(Exercise requirements):
Collect all lines from the records below that include the word "your".

(Record set):
++++++++++

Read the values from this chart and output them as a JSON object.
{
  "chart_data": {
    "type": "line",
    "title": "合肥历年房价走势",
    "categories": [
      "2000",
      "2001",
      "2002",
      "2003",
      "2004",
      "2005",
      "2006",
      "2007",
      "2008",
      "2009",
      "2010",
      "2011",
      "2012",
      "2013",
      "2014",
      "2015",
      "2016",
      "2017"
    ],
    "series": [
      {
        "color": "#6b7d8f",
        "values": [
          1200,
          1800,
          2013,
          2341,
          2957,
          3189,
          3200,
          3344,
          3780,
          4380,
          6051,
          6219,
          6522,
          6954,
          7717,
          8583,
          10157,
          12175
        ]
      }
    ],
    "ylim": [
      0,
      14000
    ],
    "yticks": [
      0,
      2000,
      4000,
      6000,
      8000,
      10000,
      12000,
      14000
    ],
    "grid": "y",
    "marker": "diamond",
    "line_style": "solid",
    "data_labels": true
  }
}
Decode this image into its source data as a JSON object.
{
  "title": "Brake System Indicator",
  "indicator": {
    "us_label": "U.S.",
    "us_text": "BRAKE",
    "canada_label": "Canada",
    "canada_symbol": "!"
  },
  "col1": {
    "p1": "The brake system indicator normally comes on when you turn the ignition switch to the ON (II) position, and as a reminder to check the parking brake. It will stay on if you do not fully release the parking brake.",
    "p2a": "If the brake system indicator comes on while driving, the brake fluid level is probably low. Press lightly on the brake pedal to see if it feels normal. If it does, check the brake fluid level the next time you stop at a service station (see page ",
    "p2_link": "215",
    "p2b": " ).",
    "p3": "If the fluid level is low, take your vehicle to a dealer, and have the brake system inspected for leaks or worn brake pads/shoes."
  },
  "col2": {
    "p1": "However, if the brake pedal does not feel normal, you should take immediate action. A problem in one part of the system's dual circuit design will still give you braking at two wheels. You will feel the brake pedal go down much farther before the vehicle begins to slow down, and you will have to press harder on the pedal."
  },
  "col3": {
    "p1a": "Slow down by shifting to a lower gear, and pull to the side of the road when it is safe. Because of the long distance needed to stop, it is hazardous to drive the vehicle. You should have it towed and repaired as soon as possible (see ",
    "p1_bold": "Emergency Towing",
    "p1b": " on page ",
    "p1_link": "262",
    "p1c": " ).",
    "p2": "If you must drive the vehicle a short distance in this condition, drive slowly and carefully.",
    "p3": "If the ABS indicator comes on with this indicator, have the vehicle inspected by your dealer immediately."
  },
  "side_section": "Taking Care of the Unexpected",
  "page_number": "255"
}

++++++++++

(Result below):
    "p3": "If the fluid level is low, take your vehicle to a dealer, and have the brake system inspected for leaks or worn brake pads/shoes."
    "p3": "If the ABS indicator comes on with this indicator, have the vehicle inspected by your dealer immediately."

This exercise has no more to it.